Exercise requirements
Select from the records below every line that has the word "Extract" in it.

# START OF Provided records

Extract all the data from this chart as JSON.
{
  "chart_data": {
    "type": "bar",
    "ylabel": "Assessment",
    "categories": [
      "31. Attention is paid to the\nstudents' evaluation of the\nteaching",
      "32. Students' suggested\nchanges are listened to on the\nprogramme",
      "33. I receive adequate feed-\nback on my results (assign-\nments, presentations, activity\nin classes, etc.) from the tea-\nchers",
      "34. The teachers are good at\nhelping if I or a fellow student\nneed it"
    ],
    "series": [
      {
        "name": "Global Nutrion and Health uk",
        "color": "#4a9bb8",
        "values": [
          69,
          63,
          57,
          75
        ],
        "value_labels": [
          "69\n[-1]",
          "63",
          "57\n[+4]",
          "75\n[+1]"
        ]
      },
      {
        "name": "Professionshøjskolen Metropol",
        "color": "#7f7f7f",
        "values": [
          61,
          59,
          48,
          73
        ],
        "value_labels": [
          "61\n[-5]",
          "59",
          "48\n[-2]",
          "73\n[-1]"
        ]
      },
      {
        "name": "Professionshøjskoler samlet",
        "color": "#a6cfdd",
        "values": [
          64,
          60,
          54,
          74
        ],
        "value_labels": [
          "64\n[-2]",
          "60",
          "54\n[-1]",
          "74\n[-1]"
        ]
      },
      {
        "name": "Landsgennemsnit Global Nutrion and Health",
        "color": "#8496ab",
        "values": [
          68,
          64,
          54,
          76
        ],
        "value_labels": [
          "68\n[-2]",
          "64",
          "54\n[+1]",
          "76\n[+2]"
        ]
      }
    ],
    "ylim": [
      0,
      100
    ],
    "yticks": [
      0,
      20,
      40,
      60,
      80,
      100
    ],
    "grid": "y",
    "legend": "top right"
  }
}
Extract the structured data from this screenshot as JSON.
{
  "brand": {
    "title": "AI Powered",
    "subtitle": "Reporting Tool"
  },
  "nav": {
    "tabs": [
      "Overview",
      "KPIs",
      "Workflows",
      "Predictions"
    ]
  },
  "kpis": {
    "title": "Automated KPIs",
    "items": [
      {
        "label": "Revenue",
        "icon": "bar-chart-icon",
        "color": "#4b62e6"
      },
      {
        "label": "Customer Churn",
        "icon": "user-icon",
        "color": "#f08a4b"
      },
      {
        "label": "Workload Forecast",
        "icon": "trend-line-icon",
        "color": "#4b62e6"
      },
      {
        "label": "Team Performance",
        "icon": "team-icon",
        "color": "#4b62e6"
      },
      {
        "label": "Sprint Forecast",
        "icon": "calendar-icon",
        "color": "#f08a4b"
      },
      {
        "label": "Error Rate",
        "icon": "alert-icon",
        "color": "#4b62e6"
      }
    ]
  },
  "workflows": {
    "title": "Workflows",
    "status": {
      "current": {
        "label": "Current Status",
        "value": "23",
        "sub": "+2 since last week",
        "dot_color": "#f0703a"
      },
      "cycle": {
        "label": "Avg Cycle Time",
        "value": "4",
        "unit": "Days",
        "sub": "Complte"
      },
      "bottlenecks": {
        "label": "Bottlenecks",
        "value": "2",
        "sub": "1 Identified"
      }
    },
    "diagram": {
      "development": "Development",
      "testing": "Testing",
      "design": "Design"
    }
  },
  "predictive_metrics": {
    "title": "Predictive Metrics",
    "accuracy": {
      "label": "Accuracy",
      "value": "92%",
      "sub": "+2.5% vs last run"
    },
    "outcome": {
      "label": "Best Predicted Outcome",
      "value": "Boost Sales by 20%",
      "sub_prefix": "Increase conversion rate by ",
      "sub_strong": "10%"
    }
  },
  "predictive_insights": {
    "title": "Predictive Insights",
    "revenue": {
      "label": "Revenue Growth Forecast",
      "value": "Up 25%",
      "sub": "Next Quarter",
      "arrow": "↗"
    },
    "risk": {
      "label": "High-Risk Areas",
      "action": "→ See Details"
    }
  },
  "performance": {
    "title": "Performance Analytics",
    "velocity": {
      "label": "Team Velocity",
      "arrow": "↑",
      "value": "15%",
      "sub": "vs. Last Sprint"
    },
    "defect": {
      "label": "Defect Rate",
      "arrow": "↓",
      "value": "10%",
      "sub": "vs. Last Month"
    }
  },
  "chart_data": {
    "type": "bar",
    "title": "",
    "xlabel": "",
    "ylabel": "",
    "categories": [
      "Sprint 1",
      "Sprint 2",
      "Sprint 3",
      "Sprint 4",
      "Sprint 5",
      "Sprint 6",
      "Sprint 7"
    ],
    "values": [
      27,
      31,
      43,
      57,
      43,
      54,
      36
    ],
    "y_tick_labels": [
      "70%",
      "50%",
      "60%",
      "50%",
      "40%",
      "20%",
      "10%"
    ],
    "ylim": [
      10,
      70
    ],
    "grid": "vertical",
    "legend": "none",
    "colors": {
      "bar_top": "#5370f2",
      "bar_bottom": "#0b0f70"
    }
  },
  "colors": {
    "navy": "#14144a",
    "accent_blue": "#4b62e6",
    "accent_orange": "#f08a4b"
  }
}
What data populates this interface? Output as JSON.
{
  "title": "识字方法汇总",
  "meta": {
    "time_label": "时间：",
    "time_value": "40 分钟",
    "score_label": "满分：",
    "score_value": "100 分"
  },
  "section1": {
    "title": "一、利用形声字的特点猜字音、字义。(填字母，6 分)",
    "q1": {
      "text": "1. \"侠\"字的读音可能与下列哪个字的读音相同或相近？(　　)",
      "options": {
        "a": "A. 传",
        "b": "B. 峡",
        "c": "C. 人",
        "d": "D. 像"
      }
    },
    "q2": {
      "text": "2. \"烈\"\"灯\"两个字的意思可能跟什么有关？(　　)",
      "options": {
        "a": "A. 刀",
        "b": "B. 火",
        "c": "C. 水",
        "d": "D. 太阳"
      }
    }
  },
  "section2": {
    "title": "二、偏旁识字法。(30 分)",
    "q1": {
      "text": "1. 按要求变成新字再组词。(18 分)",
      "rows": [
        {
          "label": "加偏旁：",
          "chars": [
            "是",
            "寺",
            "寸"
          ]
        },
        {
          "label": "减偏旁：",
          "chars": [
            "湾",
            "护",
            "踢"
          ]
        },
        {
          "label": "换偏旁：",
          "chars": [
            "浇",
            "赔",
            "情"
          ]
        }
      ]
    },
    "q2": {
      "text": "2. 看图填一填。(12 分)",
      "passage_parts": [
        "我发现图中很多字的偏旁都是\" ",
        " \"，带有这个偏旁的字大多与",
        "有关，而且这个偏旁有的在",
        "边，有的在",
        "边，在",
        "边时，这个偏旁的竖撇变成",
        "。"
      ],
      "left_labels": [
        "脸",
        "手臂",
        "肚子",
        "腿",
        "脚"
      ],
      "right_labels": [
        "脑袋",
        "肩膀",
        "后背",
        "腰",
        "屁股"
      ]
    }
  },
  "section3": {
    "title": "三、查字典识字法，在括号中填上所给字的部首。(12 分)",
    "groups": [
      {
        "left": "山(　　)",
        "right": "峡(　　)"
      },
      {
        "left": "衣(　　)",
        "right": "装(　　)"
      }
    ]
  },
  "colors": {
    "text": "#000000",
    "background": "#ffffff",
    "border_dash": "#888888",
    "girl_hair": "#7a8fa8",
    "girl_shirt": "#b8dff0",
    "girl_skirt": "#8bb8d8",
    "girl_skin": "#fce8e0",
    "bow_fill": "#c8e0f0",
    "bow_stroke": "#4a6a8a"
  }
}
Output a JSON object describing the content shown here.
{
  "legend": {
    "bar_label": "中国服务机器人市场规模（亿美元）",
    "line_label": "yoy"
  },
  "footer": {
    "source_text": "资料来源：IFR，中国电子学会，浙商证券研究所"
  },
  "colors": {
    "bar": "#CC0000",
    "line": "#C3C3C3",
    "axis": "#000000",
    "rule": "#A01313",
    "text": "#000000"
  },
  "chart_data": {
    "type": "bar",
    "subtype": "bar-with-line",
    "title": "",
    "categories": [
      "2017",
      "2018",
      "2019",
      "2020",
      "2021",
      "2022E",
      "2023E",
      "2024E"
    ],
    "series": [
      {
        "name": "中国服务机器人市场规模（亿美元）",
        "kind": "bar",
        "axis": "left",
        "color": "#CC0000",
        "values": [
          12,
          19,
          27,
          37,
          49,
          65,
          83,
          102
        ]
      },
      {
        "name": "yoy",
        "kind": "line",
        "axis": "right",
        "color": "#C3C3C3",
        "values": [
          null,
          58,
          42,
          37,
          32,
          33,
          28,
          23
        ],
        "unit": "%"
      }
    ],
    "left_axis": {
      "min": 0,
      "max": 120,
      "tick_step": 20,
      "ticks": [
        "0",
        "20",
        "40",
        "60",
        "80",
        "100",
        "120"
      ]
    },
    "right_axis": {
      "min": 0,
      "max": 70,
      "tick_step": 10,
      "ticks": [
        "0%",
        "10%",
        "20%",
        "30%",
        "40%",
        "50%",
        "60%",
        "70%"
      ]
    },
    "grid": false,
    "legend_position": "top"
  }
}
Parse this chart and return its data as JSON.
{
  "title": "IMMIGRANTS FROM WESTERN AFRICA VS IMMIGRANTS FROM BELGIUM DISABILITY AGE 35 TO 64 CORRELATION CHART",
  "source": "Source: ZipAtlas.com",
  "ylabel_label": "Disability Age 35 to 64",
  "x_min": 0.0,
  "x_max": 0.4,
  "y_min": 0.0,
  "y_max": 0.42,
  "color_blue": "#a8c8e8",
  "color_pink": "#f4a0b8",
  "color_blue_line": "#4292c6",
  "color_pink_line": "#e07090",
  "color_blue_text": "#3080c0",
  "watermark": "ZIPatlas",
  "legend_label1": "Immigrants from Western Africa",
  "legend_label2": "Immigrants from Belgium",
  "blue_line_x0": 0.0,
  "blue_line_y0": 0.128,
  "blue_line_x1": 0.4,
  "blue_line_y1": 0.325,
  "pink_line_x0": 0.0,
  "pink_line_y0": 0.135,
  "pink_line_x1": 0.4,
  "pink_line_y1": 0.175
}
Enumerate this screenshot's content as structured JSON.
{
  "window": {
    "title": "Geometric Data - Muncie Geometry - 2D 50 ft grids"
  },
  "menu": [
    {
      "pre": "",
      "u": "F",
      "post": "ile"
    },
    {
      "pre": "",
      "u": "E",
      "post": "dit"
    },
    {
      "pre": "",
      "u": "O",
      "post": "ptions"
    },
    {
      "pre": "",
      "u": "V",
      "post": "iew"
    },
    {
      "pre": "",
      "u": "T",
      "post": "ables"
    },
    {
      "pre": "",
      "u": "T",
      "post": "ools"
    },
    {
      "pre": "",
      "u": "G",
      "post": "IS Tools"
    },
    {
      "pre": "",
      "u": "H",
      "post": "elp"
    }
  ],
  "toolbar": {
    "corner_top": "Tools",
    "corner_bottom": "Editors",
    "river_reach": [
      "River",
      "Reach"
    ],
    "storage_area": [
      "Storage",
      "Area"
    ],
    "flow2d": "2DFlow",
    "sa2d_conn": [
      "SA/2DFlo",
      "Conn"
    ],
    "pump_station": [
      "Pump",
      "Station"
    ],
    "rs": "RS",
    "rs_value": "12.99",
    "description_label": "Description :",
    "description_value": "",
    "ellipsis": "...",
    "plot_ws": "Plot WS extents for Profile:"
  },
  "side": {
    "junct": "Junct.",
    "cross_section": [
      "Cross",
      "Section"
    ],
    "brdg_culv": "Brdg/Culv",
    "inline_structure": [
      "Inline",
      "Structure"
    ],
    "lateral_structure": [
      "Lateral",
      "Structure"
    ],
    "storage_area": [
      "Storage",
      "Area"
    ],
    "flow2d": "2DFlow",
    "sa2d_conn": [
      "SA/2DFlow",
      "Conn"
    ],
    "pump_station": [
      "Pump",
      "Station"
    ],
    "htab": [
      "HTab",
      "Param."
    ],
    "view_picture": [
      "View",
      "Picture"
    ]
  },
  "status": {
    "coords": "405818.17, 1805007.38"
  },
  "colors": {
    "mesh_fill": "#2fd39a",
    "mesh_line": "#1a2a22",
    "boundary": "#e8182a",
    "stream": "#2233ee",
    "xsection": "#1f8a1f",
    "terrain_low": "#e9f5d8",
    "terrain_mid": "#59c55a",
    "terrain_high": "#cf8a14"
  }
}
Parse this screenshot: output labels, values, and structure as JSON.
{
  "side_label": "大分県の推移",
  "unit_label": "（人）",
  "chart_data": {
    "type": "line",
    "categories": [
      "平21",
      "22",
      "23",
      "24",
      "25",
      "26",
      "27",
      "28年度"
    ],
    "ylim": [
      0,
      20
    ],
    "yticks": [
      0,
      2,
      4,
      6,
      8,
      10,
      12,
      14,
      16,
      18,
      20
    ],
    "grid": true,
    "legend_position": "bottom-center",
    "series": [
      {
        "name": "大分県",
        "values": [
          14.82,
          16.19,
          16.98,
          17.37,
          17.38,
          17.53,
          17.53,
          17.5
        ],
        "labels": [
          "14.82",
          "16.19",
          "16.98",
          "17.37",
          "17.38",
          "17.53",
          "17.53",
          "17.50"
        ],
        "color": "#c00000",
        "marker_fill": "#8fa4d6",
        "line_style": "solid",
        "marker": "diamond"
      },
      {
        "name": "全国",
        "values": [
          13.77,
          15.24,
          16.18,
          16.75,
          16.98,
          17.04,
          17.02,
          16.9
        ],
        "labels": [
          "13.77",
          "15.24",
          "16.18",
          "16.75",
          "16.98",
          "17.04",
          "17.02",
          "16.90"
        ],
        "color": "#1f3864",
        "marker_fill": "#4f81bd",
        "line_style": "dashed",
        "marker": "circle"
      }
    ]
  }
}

# END OF Provided records

The reply
Extract all the data from this chart as JSON.
Extract the structured data from this screenshot as JSON.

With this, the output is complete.